-- start Listed records --

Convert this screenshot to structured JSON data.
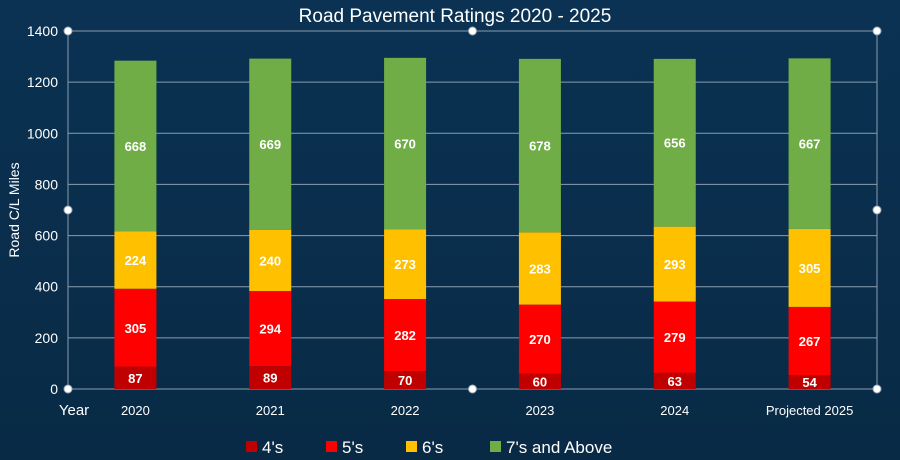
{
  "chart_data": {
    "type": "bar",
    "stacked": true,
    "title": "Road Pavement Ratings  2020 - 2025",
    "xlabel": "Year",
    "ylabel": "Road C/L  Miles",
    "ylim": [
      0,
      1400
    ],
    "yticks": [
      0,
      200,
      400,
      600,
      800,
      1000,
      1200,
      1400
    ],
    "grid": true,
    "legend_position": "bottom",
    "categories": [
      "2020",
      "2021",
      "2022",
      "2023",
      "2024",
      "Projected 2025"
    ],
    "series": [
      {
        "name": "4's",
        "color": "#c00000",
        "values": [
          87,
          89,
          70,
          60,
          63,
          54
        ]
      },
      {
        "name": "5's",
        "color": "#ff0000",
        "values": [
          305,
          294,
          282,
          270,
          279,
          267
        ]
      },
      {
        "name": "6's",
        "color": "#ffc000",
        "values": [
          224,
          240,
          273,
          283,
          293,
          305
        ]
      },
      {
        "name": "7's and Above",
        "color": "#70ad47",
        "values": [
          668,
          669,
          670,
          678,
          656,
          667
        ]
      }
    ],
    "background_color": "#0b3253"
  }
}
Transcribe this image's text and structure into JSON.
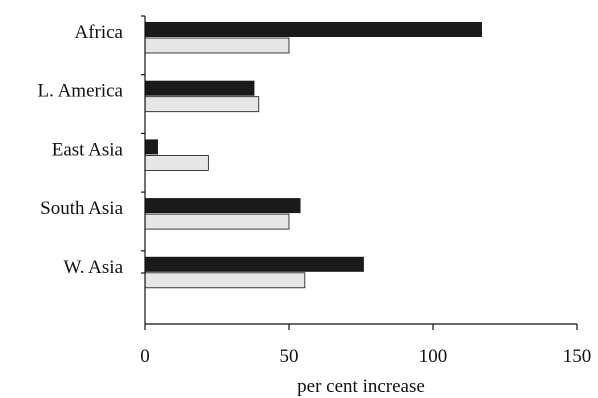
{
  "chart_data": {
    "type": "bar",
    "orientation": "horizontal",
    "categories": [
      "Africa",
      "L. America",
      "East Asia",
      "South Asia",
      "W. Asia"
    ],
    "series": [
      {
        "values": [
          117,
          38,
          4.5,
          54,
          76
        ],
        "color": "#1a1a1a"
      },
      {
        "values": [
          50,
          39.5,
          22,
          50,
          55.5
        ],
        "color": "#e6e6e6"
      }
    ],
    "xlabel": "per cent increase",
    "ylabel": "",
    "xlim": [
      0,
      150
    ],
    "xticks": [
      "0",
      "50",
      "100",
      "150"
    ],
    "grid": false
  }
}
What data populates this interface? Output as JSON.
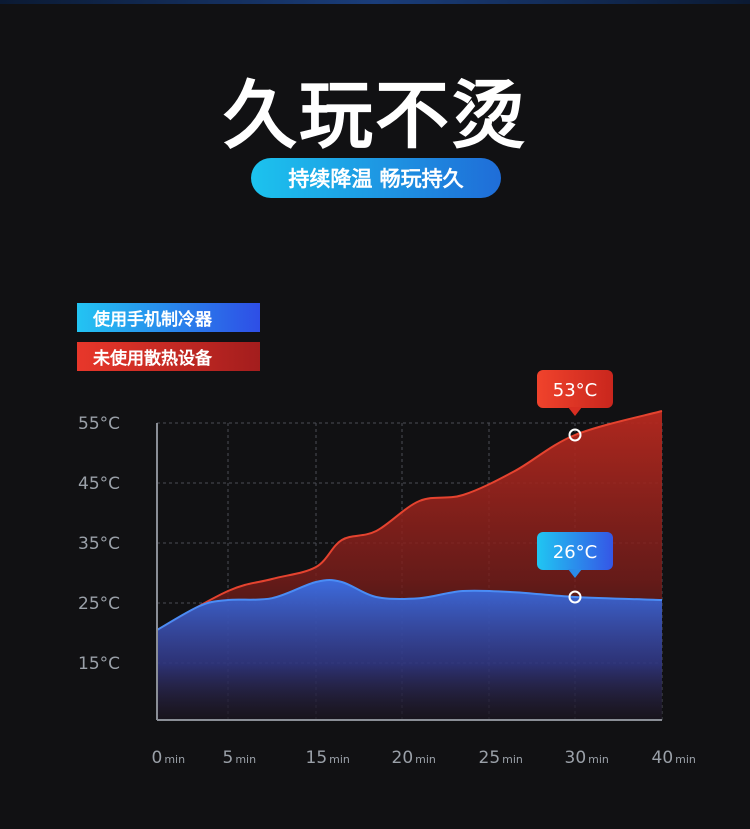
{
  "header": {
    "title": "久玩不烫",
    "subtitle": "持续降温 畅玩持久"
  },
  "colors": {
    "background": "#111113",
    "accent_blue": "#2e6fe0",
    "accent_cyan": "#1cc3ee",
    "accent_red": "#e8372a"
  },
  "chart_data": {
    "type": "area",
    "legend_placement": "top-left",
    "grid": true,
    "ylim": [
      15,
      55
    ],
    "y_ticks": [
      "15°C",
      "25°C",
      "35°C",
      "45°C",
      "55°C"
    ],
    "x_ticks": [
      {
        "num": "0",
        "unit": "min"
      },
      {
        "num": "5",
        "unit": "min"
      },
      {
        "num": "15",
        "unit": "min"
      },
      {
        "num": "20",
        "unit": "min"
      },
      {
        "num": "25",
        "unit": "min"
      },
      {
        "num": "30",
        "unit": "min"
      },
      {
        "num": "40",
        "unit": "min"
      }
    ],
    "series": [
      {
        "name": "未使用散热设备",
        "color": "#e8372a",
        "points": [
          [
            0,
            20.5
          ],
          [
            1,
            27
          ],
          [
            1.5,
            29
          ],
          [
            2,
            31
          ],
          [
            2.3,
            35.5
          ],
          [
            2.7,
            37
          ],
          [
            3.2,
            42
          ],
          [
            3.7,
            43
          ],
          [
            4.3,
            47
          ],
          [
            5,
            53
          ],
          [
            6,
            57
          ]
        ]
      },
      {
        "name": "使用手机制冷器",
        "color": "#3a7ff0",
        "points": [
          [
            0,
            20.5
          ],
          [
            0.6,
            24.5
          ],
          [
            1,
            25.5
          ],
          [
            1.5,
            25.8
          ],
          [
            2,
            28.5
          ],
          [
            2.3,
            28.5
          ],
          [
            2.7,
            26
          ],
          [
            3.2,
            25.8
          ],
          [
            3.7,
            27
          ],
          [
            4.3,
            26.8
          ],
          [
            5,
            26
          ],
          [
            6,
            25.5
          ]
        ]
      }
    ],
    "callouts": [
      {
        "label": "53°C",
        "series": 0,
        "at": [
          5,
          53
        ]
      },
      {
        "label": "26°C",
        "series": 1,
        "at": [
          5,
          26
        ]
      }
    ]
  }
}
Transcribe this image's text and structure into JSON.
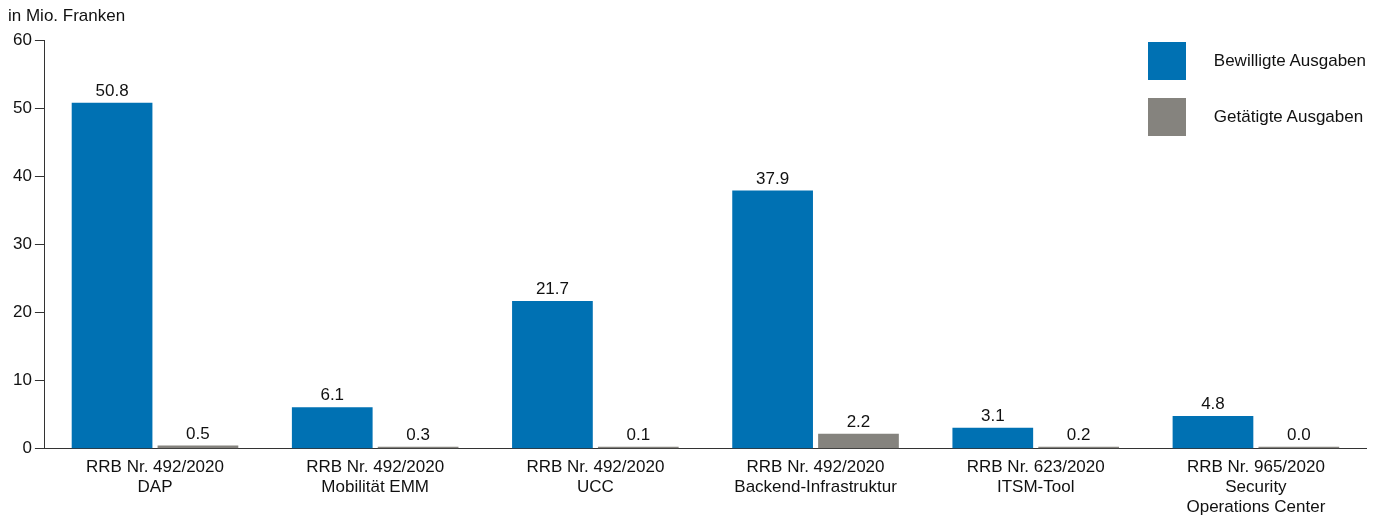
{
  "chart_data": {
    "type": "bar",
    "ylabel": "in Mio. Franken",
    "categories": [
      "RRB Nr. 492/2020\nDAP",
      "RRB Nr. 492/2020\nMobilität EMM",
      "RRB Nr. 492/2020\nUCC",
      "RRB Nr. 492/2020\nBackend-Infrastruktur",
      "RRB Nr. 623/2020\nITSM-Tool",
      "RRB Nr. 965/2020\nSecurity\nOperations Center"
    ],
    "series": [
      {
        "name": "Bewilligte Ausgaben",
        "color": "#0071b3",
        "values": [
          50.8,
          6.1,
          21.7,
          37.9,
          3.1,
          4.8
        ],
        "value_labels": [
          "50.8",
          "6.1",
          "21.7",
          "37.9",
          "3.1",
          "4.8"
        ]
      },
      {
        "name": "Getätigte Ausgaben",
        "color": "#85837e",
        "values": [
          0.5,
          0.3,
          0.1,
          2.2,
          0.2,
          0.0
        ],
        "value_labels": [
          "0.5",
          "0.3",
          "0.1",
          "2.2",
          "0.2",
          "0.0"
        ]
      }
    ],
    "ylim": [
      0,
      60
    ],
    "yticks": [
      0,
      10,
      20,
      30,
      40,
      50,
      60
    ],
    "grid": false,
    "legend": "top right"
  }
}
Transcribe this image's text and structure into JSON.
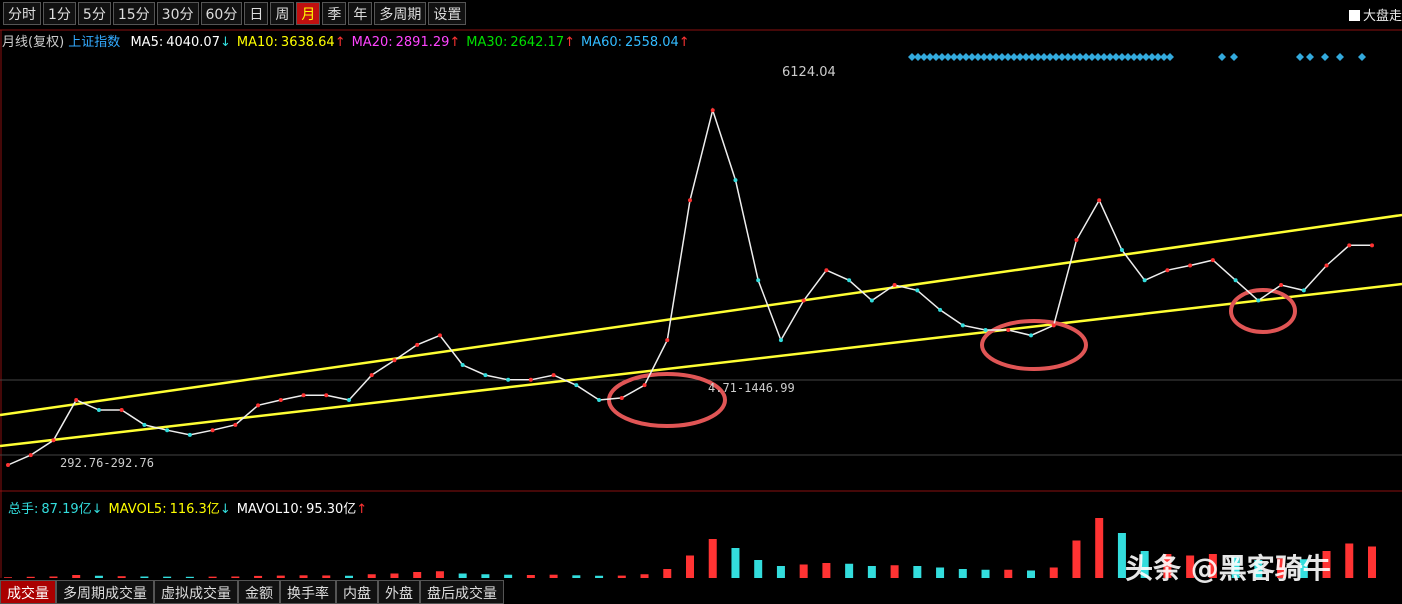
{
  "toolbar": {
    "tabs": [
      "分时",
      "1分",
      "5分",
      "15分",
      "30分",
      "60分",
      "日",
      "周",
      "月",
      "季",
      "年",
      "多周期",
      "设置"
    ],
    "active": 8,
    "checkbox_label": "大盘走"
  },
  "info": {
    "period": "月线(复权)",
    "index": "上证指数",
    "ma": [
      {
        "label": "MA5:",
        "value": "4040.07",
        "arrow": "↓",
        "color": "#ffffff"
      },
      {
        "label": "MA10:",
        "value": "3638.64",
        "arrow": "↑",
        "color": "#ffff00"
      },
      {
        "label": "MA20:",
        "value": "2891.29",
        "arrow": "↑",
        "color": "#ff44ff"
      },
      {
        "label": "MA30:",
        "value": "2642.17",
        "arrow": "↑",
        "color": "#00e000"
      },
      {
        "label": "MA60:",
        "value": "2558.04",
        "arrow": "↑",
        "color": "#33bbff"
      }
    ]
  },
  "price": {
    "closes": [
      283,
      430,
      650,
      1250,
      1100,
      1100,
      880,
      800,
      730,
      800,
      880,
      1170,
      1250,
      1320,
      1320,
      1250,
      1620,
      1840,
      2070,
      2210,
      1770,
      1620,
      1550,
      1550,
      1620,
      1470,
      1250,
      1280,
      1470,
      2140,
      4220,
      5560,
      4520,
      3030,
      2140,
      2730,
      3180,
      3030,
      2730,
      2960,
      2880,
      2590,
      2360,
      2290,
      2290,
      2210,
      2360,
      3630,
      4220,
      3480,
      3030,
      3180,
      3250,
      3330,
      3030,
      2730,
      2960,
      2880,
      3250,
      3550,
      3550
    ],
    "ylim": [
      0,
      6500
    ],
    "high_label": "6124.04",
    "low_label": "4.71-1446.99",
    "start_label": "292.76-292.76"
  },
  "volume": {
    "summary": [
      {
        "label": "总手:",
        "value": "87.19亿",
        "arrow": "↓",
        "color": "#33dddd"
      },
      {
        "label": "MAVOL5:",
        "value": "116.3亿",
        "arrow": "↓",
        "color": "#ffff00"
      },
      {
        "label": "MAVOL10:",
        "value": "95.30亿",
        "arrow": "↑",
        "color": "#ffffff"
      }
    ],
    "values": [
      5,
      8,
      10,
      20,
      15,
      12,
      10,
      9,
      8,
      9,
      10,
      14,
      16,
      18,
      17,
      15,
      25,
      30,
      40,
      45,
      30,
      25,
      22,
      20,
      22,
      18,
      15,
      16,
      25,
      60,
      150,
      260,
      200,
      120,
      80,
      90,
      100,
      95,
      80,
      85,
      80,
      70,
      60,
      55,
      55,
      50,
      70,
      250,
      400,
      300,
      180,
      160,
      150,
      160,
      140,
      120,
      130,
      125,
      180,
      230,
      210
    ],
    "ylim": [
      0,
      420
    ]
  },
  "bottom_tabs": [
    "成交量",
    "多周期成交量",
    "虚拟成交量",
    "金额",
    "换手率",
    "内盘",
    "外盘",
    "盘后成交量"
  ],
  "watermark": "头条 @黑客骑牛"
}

-- end Listed records --

Problem: Tally the lines in this data that hold the word "ylabel" and state only the count.

Finished answer: 3